● Given records:
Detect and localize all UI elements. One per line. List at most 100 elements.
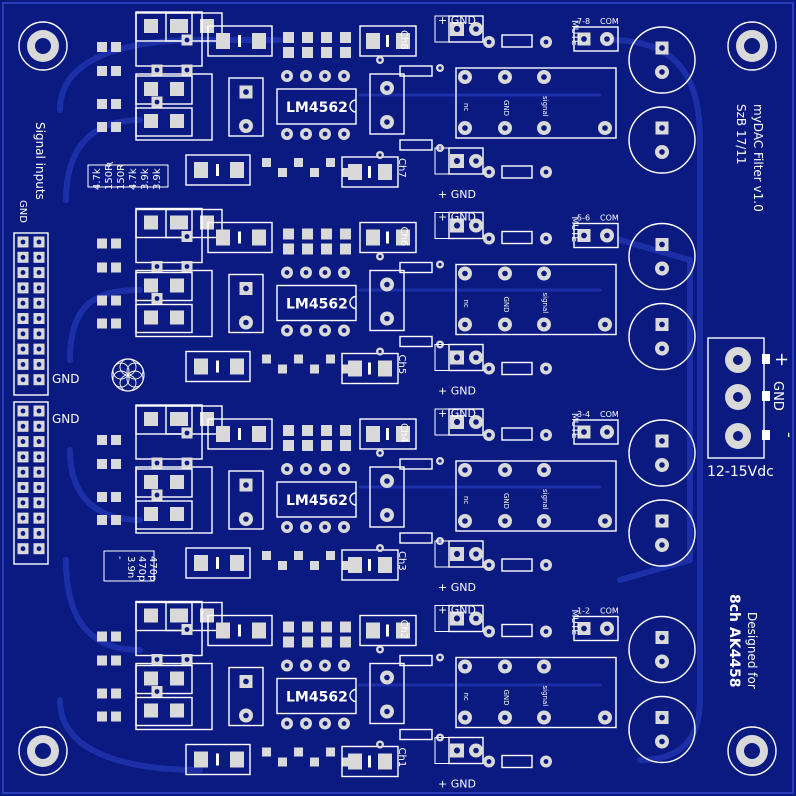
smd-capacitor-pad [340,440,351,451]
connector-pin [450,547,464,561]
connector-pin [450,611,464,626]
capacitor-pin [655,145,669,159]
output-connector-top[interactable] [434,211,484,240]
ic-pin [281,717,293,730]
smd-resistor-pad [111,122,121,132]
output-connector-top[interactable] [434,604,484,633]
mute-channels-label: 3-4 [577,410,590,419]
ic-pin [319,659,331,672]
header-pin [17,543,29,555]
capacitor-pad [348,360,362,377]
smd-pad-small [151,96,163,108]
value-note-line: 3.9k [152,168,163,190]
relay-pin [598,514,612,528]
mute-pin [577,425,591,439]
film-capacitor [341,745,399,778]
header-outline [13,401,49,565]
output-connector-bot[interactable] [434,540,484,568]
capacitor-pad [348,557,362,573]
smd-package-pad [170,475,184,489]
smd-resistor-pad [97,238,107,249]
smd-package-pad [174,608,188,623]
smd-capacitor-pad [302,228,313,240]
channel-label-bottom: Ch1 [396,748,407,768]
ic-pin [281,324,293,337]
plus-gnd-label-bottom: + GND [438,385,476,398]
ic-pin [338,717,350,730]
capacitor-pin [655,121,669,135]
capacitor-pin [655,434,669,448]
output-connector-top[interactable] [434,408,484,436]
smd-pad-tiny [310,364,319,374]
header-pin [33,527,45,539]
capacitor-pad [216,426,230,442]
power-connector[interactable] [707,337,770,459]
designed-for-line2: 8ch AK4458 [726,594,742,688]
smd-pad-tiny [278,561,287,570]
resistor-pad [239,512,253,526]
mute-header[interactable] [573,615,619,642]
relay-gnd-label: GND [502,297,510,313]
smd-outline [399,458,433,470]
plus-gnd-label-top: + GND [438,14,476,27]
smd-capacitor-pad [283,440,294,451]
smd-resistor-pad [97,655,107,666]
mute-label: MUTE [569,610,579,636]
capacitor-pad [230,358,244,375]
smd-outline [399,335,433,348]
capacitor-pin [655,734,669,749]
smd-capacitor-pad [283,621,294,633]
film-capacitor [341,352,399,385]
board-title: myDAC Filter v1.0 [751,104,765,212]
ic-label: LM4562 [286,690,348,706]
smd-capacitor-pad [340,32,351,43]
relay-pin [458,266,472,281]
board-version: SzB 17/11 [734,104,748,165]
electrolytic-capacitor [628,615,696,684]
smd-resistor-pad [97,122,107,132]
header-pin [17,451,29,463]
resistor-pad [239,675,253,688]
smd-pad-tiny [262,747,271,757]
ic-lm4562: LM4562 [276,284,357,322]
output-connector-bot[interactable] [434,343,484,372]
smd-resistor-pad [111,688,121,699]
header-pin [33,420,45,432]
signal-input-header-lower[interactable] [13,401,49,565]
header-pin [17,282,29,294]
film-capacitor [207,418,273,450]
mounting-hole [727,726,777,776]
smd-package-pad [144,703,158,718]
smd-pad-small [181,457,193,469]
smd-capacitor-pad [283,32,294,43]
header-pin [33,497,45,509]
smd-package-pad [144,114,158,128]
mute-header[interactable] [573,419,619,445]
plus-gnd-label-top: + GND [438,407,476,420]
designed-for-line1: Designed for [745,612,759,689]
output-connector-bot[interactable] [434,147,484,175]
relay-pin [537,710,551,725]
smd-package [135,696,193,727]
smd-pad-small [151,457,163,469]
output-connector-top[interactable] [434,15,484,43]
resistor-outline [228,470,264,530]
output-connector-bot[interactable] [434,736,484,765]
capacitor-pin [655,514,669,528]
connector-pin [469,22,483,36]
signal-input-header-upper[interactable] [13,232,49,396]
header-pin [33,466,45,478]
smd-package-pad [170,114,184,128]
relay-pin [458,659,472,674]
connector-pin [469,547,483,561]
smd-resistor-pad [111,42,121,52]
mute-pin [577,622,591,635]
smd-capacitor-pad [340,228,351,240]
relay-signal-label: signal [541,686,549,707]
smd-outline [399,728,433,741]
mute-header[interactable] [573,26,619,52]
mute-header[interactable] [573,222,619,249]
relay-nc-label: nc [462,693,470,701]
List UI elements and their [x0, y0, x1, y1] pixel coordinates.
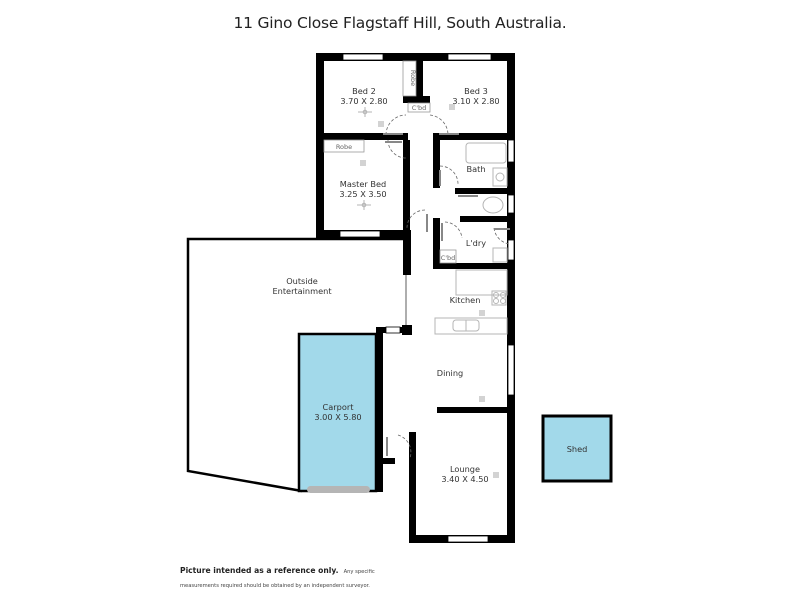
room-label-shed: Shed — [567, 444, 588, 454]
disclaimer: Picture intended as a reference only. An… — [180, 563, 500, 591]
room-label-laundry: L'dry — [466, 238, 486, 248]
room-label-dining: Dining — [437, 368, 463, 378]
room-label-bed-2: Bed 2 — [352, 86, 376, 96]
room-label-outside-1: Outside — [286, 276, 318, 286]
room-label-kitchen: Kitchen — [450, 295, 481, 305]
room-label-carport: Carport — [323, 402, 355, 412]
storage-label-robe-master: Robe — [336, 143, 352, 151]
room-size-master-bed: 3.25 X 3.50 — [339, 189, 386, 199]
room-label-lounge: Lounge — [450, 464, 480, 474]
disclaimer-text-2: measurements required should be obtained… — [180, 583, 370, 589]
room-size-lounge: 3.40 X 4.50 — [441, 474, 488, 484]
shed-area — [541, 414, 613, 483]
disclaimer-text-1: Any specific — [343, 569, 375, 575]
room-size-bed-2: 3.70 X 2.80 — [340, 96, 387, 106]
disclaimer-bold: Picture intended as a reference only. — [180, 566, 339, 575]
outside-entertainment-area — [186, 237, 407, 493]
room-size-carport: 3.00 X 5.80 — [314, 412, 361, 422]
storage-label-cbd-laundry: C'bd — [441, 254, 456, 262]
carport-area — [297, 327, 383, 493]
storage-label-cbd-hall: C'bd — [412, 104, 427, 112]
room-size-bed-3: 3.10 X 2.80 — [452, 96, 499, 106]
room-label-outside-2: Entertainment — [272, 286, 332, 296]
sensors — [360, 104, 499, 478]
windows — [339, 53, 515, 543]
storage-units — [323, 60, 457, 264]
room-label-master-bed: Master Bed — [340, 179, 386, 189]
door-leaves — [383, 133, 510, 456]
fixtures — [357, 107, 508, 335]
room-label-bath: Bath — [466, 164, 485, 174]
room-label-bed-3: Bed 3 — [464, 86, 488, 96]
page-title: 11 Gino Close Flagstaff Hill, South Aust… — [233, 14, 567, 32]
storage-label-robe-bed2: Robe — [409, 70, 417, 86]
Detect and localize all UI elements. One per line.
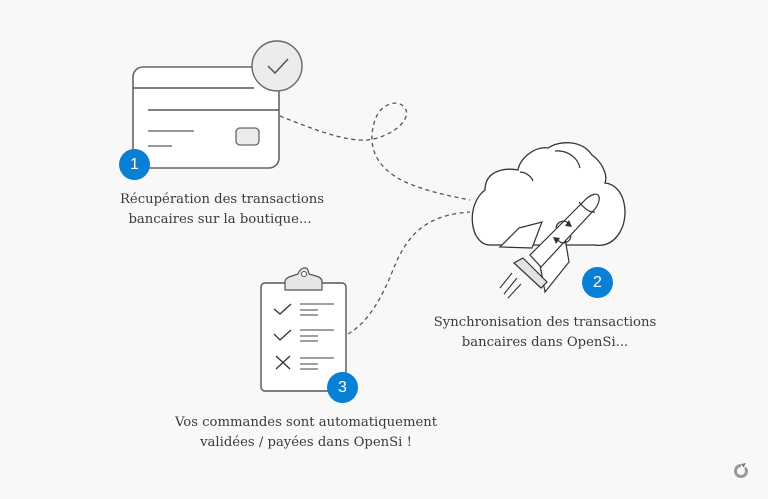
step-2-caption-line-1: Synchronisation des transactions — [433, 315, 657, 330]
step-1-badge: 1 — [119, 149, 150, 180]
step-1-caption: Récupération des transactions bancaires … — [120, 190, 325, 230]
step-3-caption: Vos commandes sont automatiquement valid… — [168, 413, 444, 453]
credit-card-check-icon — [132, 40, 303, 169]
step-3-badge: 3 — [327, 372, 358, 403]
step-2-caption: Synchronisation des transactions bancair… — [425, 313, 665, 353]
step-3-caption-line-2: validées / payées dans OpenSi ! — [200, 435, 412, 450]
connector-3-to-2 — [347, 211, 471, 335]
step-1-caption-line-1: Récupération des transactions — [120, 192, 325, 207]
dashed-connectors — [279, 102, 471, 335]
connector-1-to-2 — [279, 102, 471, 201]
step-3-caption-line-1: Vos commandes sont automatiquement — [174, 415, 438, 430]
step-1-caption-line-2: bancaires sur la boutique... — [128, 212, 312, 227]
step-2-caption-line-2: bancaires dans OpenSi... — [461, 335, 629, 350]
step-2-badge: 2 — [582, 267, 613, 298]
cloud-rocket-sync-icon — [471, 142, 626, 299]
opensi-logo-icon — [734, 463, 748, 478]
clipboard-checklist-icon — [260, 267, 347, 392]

● Stated goal:
Please extract every line of the data above that contains the string "text", and copy each one in full.

● Result of this task:
disclaimer-text-2: measurements required should be obtained… — [180, 583, 370, 589]
disclaimer-text-1: Any specific — [343, 569, 375, 575]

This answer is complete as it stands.